• Collection entries
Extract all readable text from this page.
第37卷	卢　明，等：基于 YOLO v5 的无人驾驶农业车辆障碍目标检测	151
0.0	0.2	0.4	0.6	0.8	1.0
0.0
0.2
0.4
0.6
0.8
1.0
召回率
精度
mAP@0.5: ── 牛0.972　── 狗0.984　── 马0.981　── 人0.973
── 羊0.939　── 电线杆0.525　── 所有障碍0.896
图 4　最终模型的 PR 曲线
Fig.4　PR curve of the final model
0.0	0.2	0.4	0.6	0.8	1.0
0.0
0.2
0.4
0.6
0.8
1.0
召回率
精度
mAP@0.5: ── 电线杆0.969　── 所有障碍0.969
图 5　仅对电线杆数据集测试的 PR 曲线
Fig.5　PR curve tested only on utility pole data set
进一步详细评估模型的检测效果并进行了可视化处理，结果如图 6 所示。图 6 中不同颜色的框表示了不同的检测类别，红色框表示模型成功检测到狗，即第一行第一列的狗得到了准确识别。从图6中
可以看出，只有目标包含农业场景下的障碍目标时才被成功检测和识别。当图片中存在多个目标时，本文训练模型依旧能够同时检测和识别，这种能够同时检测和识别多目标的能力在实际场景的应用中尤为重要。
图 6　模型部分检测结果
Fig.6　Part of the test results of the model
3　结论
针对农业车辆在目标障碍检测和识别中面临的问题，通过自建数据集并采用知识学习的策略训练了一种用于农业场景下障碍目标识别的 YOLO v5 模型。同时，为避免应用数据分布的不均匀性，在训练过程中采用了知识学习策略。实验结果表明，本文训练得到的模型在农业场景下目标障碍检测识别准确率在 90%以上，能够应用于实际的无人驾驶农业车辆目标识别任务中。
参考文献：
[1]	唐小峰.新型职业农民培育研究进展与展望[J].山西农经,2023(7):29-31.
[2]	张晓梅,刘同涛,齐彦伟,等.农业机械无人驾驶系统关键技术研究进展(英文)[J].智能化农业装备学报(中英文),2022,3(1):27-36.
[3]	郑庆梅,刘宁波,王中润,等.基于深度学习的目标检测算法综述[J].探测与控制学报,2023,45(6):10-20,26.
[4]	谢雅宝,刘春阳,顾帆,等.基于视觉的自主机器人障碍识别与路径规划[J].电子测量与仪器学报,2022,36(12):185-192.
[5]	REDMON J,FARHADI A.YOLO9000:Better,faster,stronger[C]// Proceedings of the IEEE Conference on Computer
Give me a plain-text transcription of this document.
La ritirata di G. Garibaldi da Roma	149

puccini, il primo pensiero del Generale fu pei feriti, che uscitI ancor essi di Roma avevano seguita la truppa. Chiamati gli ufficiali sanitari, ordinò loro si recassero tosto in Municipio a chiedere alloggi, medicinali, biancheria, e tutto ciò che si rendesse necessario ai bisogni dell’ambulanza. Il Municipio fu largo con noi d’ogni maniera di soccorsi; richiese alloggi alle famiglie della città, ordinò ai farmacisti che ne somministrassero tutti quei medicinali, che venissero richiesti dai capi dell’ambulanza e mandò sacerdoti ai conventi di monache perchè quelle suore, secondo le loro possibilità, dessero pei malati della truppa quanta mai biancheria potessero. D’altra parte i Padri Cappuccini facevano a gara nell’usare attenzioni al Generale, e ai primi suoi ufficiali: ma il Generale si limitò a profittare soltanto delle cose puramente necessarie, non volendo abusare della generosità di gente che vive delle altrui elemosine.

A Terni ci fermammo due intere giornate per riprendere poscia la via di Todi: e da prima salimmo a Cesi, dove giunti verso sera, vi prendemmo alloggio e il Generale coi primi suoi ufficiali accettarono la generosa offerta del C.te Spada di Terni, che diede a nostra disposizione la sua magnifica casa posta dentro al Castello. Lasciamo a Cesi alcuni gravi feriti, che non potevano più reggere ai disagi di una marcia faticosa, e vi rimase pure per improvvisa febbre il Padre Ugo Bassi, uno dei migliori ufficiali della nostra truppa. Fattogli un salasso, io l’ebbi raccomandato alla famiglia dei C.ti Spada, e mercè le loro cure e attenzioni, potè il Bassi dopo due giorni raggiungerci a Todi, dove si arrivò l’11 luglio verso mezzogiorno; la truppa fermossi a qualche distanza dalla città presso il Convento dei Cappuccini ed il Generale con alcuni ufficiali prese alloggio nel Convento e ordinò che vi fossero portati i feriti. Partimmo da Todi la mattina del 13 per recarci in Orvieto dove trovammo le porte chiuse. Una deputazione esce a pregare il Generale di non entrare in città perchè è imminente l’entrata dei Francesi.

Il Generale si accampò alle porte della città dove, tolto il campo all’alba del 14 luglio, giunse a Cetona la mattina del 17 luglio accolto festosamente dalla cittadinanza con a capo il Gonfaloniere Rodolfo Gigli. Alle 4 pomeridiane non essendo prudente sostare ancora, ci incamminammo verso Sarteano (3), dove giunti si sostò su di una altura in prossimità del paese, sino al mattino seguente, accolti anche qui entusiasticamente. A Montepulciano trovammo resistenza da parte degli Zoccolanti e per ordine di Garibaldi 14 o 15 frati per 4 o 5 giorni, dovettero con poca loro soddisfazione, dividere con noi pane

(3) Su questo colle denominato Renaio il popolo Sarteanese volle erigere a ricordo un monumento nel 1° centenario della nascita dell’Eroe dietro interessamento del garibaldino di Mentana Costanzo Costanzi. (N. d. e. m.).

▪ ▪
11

• JOB
The answer is a single number: how many lines include the word "model"?

• OUTPUT
2